The request:
Retype the records below exactly as they appear, but leave out any pictures.

Items from a figure collection:
+===+
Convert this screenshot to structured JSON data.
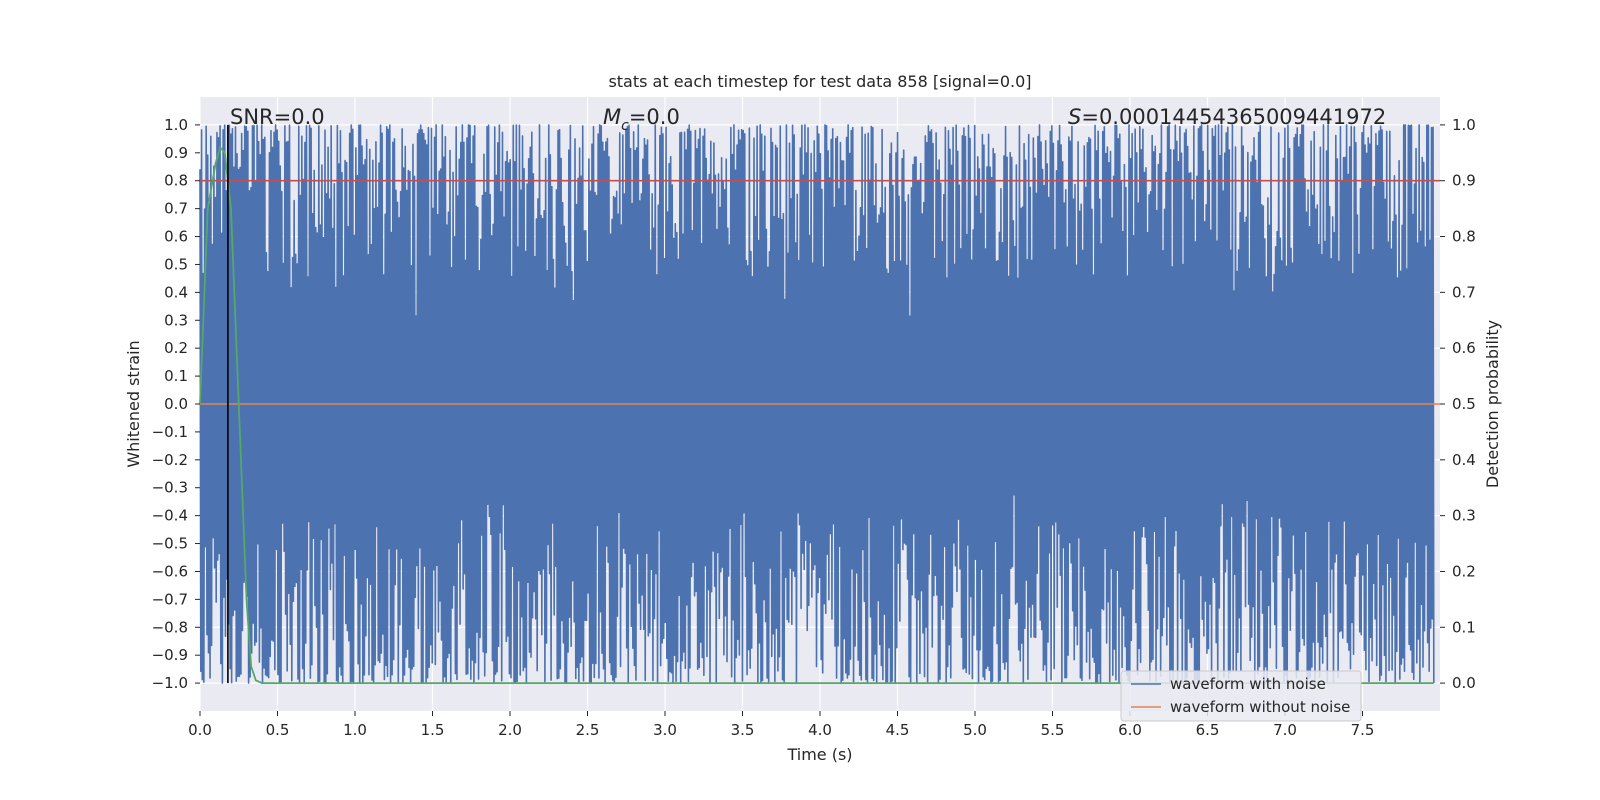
{
  "chart_data": {
    "type": "line",
    "title": "stats at each timestep for test data 858 [signal=0.0]",
    "xlabel": "Time (s)",
    "ylabel": "Whitened strain",
    "y2label": "Detection probability",
    "xlim": [
      0.0,
      8.0
    ],
    "ylim": [
      -1.1,
      1.1
    ],
    "y2lim": [
      -0.05,
      1.05
    ],
    "xticks": [
      0.0,
      0.5,
      1.0,
      1.5,
      2.0,
      2.5,
      3.0,
      3.5,
      4.0,
      4.5,
      5.0,
      5.5,
      6.0,
      6.5,
      7.0,
      7.5
    ],
    "xtick_labels": [
      "0.0",
      "0.5",
      "1.0",
      "1.5",
      "2.0",
      "2.5",
      "3.0",
      "3.5",
      "4.0",
      "4.5",
      "5.0",
      "5.5",
      "6.0",
      "6.5",
      "7.0",
      "7.5"
    ],
    "yticks": [
      1.0,
      0.9,
      0.8,
      0.7,
      0.6,
      0.5,
      0.4,
      0.3,
      0.2,
      0.1,
      0.0,
      -0.1,
      -0.2,
      -0.3,
      -0.4,
      -0.5,
      -0.6,
      -0.7,
      -0.8,
      -0.9,
      -1.0
    ],
    "ytick_labels": [
      "1.0",
      "0.9",
      "0.8",
      "0.7",
      "0.6",
      "0.5",
      "0.4",
      "0.3",
      "0.2",
      "0.1",
      "0.0",
      "−0.1",
      "−0.2",
      "−0.3",
      "−0.4",
      "−0.5",
      "−0.6",
      "−0.7",
      "−0.8",
      "−0.9",
      "−1.0"
    ],
    "y2ticks": [
      1.0,
      0.9,
      0.8,
      0.7,
      0.6,
      0.5,
      0.4,
      0.3,
      0.2,
      0.1,
      0.0
    ],
    "y2tick_labels": [
      "1.0",
      "0.9",
      "0.8",
      "0.7",
      "0.6",
      "0.5",
      "0.4",
      "0.3",
      "0.2",
      "0.1",
      "0.0"
    ],
    "annotations": {
      "snr": "SNR=0.0",
      "mc": "M",
      "mc_sub": "c",
      "mc_value": "=0.0",
      "s_symbol": "S",
      "s_value": "=0.00014454365009441972"
    },
    "detection_threshold": 0.9,
    "marker_time": 0.18,
    "legend": {
      "placement": "bottom-right",
      "entries": [
        "waveform with noise",
        "waveform without noise"
      ]
    },
    "series": [
      {
        "name": "waveform with noise",
        "axis": "left",
        "description": "noisy whitened strain oscillating between -1.0 and 1.0 over 0–8 s",
        "range": [
          -1.0,
          1.0
        ],
        "samples": 1600,
        "seed": 858
      },
      {
        "name": "waveform without noise",
        "axis": "left",
        "x": [
          0.0,
          8.0
        ],
        "values": [
          0.0,
          0.0
        ]
      },
      {
        "name": "detection probability",
        "axis": "right",
        "x": [
          0.0,
          0.05,
          0.1,
          0.13,
          0.16,
          0.2,
          0.25,
          0.3,
          0.33,
          0.36,
          0.4,
          8.0
        ],
        "values": [
          0.5,
          0.85,
          0.93,
          0.96,
          0.95,
          0.85,
          0.5,
          0.15,
          0.03,
          0.005,
          0.0,
          0.0
        ]
      }
    ],
    "colors": {
      "noise": "#4c72b0",
      "clean": "#dd8452",
      "prob": "#55a868",
      "threshold": "#c44e52",
      "marker": "#000000",
      "axes_bg": "#eaeaf2",
      "grid": "#ffffff"
    }
  }
}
+===+
Result for this task:
Convert this screenshot to structured JSON data.
{
  "chart_data": {
    "type": "line",
    "title": "stats at each timestep for test data 858 [signal=0.0]",
    "xlabel": "Time (s)",
    "ylabel": "Whitened strain",
    "y2label": "Detection probability",
    "xlim": [
      0.0,
      8.0
    ],
    "ylim": [
      -1.1,
      1.1
    ],
    "y2lim": [
      -0.05,
      1.05
    ],
    "xticks": [
      0.0,
      0.5,
      1.0,
      1.5,
      2.0,
      2.5,
      3.0,
      3.5,
      4.0,
      4.5,
      5.0,
      5.5,
      6.0,
      6.5,
      7.0,
      7.5
    ],
    "xtick_labels": [
      "0.0",
      "0.5",
      "1.0",
      "1.5",
      "2.0",
      "2.5",
      "3.0",
      "3.5",
      "4.0",
      "4.5",
      "5.0",
      "5.5",
      "6.0",
      "6.5",
      "7.0",
      "7.5"
    ],
    "yticks": [
      1.0,
      0.9,
      0.8,
      0.7,
      0.6,
      0.5,
      0.4,
      0.3,
      0.2,
      0.1,
      0.0,
      -0.1,
      -0.2,
      -0.3,
      -0.4,
      -0.5,
      -0.6,
      -0.7,
      -0.8,
      -0.9,
      -1.0
    ],
    "ytick_labels": [
      "1.0",
      "0.9",
      "0.8",
      "0.7",
      "0.6",
      "0.5",
      "0.4",
      "0.3",
      "0.2",
      "0.1",
      "0.0",
      "−0.1",
      "−0.2",
      "−0.3",
      "−0.4",
      "−0.5",
      "−0.6",
      "−0.7",
      "−0.8",
      "−0.9",
      "−1.0"
    ],
    "y2ticks": [
      1.0,
      0.9,
      0.8,
      0.7,
      0.6,
      0.5,
      0.4,
      0.3,
      0.2,
      0.1,
      0.0
    ],
    "y2tick_labels": [
      "1.0",
      "0.9",
      "0.8",
      "0.7",
      "0.6",
      "0.5",
      "0.4",
      "0.3",
      "0.2",
      "0.1",
      "0.0"
    ],
    "annotations": {
      "snr": "SNR=0.0",
      "mc": "M",
      "mc_sub": "c",
      "mc_value": "=0.0",
      "s_symbol": "S",
      "s_value": "=0.00014454365009441972"
    },
    "detection_threshold": 0.9,
    "marker_time": 0.18,
    "legend": {
      "placement": "bottom-right",
      "entries": [
        "waveform with noise",
        "waveform without noise"
      ]
    },
    "series": [
      {
        "name": "waveform with noise",
        "axis": "left",
        "description": "noisy whitened strain oscillating between -1.0 and 1.0 over 0–8 s",
        "range": [
          -1.0,
          1.0
        ],
        "samples": 1600,
        "seed": 858
      },
      {
        "name": "waveform without noise",
        "axis": "left",
        "x": [
          0.0,
          8.0
        ],
        "values": [
          0.0,
          0.0
        ]
      },
      {
        "name": "detection probability",
        "axis": "right",
        "x": [
          0.0,
          0.05,
          0.1,
          0.13,
          0.16,
          0.2,
          0.25,
          0.3,
          0.33,
          0.36,
          0.4,
          8.0
        ],
        "values": [
          0.5,
          0.85,
          0.93,
          0.96,
          0.95,
          0.85,
          0.5,
          0.15,
          0.03,
          0.005,
          0.0,
          0.0
        ]
      }
    ],
    "colors": {
      "noise": "#4c72b0",
      "clean": "#dd8452",
      "prob": "#55a868",
      "threshold": "#c44e52",
      "marker": "#000000",
      "axes_bg": "#eaeaf2",
      "grid": "#ffffff"
    }
  }
}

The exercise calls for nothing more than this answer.